● **Collection entries**:
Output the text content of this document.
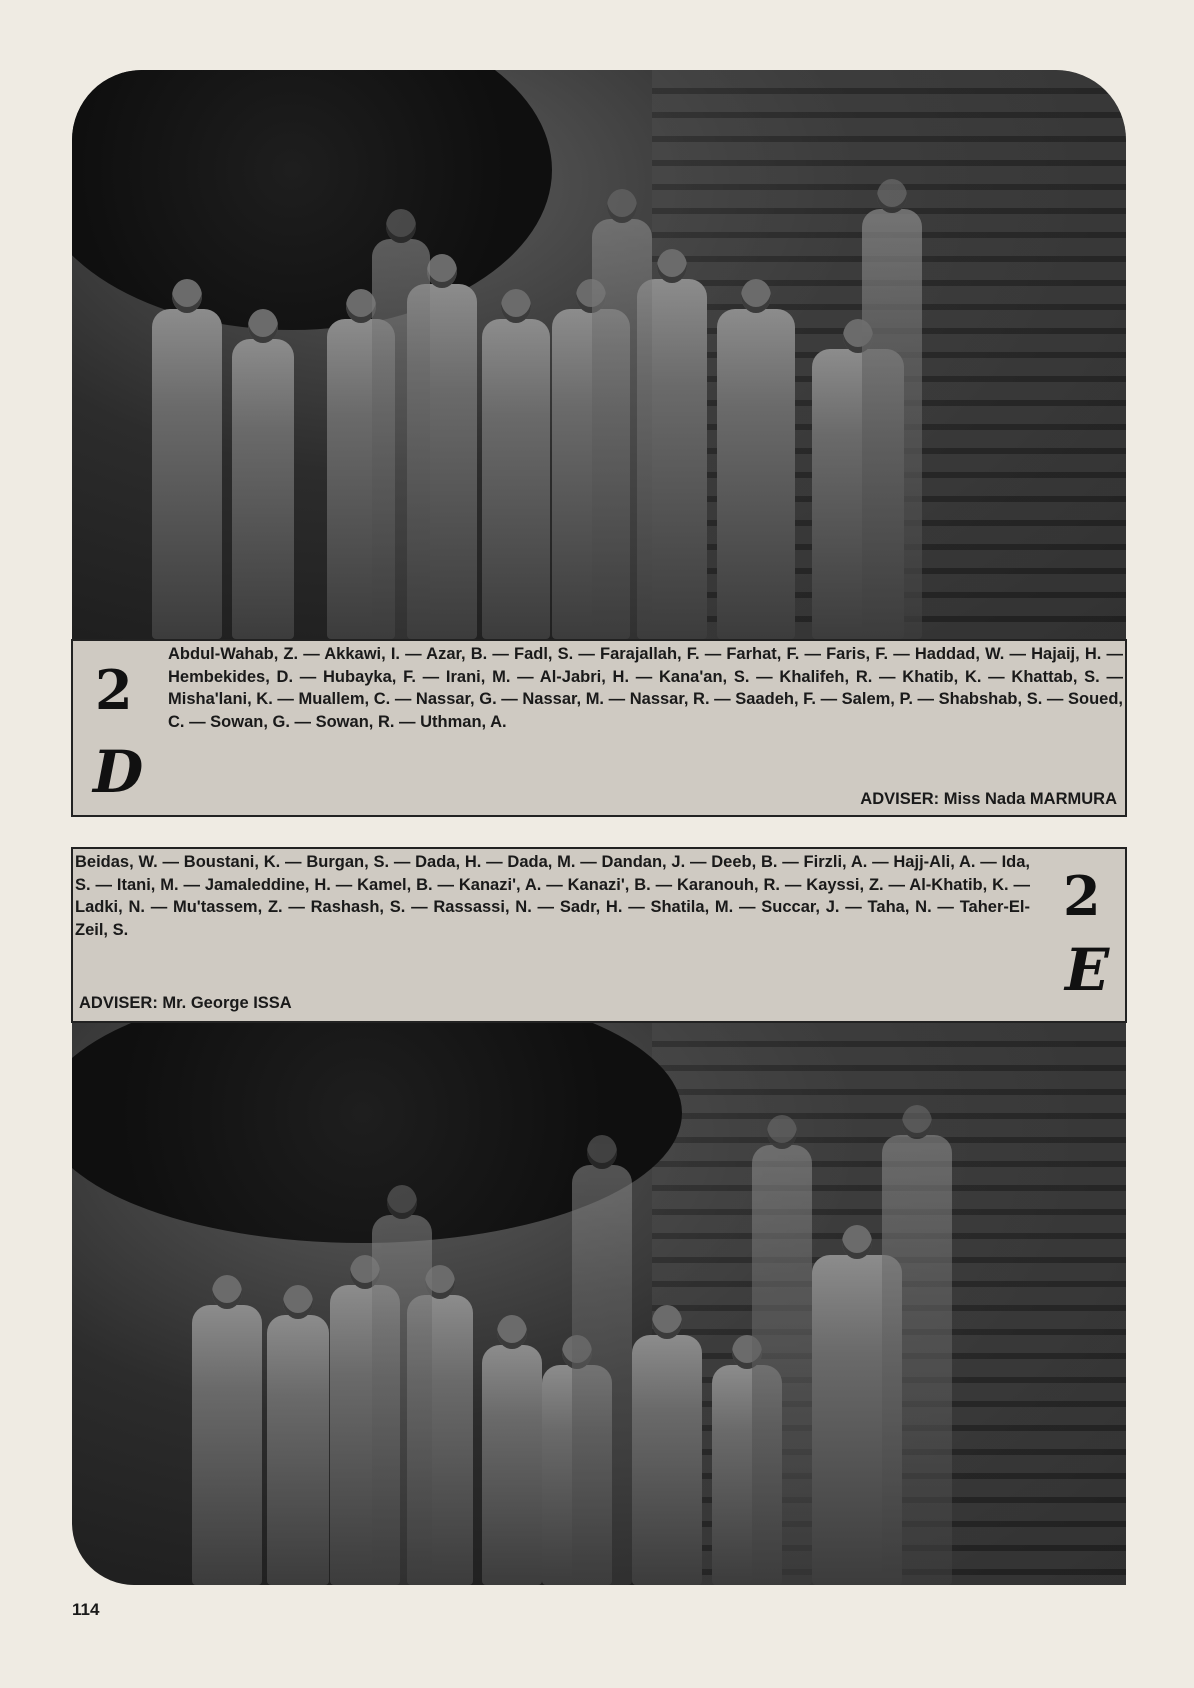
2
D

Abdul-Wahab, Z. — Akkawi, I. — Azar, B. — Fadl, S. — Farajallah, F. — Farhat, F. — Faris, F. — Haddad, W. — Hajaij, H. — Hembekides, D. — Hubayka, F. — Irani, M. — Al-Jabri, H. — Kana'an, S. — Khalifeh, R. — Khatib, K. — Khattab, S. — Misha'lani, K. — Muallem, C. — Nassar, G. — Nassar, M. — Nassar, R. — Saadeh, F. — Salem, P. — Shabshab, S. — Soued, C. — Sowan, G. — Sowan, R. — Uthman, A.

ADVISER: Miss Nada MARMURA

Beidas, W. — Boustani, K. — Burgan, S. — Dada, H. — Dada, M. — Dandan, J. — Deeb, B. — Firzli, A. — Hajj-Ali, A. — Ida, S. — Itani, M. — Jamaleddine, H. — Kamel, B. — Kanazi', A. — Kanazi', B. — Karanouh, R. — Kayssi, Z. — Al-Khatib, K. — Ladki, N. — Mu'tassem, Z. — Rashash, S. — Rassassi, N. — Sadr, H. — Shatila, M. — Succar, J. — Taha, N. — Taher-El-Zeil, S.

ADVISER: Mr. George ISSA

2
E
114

--

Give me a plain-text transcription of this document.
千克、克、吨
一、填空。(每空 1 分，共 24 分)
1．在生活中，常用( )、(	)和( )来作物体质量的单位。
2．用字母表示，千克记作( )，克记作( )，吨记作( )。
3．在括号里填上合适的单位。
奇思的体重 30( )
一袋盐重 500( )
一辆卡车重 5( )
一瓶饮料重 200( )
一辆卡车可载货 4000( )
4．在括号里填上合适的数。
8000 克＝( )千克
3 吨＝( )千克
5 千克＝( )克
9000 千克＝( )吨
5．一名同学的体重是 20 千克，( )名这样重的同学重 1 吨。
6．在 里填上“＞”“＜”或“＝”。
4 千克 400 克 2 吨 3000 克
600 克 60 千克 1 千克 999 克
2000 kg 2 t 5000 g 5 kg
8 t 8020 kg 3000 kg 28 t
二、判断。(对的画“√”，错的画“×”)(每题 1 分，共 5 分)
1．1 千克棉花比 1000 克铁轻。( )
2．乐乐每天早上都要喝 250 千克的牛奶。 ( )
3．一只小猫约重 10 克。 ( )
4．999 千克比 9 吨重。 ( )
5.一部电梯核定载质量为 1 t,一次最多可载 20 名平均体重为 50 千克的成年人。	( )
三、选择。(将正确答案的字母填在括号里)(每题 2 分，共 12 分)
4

● **WHAT THIS TASK INVOLVES**: Copy every line that includes the string "Khatib" from the material above.

● **RESULT**:
Abdul-Wahab, Z. — Akkawi, I. — Azar, B. — Fadl, S. — Farajallah, F. — Farhat, F. — Faris, F. — Haddad, W. — Hajaij, H. — Hembekides, D. — Hubayka, F. — Irani, M. — Al-Jabri, H. — Kana'an, S. — Khalifeh, R. — Khatib, K. — Khattab, S. — Misha'lani, K. — Muallem, C. — Nassar, G. — Nassar, M. — Nassar, R. — Saadeh, F. — Salem, P. — Shabshab, S. — Soued, C. — Sowan, G. — Sowan, R. — Uthman, A.
Beidas, W. — Boustani, K. — Burgan, S. — Dada, H. — Dada, M. — Dandan, J. — Deeb, B. — Firzli, A. — Hajj-Ali, A. — Ida, S. — Itani, M. — Jamaleddine, H. — Kamel, B. — Kanazi', A. — Kanazi', B. — Karanouh, R. — Kayssi, Z. — Al-Khatib, K. — Ladki, N. — Mu'tassem, Z. — Rashash, S. — Rassassi, N. — Sadr, H. — Shatila, M. — Succar, J. — Taha, N. — Taher-El-Zeil, S.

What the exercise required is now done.